**Given instruction 1**.
Answer these questions using the Infinity Primes extract, marking your answers (a), (b) and (c):
(a) What two prerequisites does it list?
(b) Who does it credit with the theorem and proof?
(c) What does it name as the smallest prime?
**Given instruction 2**. In the Infinity Primes extract, condense the paragraph that begins "Now, there is no reason" into one or two sentences that keep its main points.
**Given instruction 3**. From the Infinity Primes extract, pull out the stretch from "Now, there is" through "therefore not prime." word for word.

**Extract provided**.
========================

Infinity Primes

Prerequisites: Prime numbers, proof by contradiction

Here’s an awesome, easy, super clever, and really beautiful theorem/proof combination (which I cannot take credit for (Euclid can, though)).  Once you’ve learned what a prime number is and how to use proof by contradiction, you’ll be good to go (seriously, that’s it).

The beginning of the list of primes goes as follows: \{2, 3, 5, 7, 11, 13, 17, 19, 23, ...\}.  You can write out a thousand more primes if you’d like, but I’m sure you get the picture.  The first natural question to ask is the following: does this list go on forever?  In other words, are there infinitely many primes?  It is clear that an equivalent question would be to ask if there is a largest prime (clearly there is a smallest prime (which is 2), so there is a finite list of primes if and only if there is a largest prime).

Now, there is no reason that there has to be an infinite amount of primes.  As numbers get bigger they become more and more divisible (i.e., there are more numbers that are smaller than them, and therefore more candidates for things that could divide them), so it might be plausible for there to be a cut-off point above which every number can be divided and is therefore not prime.

========================

**Stored records**.
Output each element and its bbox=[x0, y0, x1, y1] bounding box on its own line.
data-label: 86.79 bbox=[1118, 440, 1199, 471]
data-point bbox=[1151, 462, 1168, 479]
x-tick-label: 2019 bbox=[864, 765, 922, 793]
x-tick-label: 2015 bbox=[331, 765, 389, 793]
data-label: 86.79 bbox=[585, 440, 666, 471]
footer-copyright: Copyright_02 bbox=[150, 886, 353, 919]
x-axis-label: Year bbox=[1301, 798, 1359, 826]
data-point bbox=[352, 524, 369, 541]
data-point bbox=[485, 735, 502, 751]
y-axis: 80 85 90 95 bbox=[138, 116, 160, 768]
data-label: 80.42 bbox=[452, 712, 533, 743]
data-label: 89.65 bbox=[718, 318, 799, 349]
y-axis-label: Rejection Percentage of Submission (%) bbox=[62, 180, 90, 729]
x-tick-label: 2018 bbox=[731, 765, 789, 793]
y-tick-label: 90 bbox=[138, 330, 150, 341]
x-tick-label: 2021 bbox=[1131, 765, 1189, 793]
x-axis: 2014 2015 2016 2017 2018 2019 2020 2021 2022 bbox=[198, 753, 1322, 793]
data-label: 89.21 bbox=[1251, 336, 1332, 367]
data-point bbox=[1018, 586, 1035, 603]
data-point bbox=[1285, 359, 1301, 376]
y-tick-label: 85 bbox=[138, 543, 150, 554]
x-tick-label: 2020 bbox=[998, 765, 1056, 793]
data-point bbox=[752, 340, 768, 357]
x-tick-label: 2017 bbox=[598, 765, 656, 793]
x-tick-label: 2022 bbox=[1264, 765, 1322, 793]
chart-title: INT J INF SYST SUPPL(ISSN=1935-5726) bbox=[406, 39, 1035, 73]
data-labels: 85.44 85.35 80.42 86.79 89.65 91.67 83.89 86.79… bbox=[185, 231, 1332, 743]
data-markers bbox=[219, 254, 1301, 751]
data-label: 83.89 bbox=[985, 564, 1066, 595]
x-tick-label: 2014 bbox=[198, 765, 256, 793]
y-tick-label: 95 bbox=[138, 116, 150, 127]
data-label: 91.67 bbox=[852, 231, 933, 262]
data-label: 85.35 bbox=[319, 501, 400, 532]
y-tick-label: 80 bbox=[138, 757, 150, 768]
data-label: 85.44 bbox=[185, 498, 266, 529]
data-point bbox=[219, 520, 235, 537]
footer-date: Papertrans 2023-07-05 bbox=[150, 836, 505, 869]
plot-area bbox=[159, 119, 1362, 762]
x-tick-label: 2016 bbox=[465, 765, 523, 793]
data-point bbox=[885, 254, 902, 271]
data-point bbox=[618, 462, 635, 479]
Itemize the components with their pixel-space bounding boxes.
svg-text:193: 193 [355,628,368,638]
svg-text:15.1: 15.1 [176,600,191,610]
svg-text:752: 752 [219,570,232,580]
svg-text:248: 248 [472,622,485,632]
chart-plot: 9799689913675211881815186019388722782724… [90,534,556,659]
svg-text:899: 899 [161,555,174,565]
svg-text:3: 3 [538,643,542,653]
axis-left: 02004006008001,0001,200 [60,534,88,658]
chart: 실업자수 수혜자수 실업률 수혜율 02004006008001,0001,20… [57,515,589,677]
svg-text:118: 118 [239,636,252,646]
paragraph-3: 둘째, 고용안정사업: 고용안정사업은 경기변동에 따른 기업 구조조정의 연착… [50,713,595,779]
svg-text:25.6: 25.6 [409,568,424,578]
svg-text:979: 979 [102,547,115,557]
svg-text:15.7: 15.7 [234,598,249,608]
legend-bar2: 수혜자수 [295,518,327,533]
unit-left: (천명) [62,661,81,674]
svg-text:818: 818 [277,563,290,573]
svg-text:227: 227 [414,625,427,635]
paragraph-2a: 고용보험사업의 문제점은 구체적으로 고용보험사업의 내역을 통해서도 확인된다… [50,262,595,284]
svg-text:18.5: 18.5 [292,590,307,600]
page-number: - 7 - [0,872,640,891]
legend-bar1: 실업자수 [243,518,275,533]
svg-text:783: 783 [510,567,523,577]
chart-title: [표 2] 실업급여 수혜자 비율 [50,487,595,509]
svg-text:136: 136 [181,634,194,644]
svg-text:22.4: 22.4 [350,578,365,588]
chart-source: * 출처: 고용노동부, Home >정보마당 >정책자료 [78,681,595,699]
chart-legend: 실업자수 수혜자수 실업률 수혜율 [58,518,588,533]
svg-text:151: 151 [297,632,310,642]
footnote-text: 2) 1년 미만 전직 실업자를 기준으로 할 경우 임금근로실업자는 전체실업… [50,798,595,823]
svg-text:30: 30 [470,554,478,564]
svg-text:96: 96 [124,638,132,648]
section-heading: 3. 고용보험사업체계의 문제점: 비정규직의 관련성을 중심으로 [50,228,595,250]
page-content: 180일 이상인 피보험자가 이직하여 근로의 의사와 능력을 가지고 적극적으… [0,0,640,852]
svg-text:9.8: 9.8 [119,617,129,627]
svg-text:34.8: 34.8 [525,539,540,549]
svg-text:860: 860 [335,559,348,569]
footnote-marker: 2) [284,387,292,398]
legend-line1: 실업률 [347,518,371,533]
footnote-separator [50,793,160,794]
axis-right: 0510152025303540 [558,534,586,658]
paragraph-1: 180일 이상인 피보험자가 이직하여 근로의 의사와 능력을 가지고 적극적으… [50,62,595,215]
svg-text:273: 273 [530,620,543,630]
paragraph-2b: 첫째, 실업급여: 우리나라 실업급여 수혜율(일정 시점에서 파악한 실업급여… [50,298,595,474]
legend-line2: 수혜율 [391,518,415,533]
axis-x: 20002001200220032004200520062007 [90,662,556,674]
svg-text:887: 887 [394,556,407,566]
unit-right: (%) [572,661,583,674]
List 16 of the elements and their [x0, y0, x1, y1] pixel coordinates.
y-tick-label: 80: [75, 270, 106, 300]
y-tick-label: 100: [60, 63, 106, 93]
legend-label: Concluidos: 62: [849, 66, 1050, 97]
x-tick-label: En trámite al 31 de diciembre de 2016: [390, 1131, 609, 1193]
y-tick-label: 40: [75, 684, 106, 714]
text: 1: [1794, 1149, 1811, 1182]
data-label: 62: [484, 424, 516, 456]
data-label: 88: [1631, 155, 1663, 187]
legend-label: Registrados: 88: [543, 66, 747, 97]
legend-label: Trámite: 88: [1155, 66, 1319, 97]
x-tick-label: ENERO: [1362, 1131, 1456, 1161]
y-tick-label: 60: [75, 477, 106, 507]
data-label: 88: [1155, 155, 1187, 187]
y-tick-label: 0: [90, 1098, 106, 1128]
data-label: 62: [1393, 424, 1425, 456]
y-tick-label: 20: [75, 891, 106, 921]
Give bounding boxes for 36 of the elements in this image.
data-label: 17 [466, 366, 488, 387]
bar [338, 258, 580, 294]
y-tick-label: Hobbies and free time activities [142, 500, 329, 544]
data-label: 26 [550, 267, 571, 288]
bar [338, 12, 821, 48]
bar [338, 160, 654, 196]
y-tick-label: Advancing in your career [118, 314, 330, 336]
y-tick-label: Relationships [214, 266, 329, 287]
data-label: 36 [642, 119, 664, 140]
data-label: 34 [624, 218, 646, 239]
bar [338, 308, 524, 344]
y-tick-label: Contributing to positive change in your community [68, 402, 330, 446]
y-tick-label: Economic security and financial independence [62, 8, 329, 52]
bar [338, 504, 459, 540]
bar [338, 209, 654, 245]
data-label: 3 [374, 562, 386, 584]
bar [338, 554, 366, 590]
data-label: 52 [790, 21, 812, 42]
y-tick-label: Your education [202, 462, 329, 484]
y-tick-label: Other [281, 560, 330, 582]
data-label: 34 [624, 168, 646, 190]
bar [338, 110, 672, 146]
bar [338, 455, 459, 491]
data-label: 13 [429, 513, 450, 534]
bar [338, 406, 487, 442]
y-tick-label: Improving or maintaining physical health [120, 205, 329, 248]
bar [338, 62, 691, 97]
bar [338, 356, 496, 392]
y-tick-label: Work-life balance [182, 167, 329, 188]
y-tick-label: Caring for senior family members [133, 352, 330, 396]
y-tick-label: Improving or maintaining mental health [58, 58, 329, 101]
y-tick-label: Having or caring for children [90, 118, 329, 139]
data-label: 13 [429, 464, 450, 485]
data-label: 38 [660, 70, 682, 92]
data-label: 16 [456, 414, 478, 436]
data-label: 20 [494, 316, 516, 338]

========================

**Problem solution 1**.
(a) Prime numbers and proof by contradiction.
(b) Euclid.
(c) 2.

**Problem solution 2**. There need not be infinitely many primes. Larger numbers have more smaller numbers that could divide them, so there could plausibly be a cut-off above which every number is divisible and none is prime.

**Problem solution 3**.
Now, there is no reason that there has to be an infinite amount of primes.  As numbers get bigger they become more and more divisible (i.e., there are more numbers that are smaller than them, and therefore more candidates for things that could divide them), so it might be plausible for there to be a cut-off point above which every number can be divided and is therefore not prime.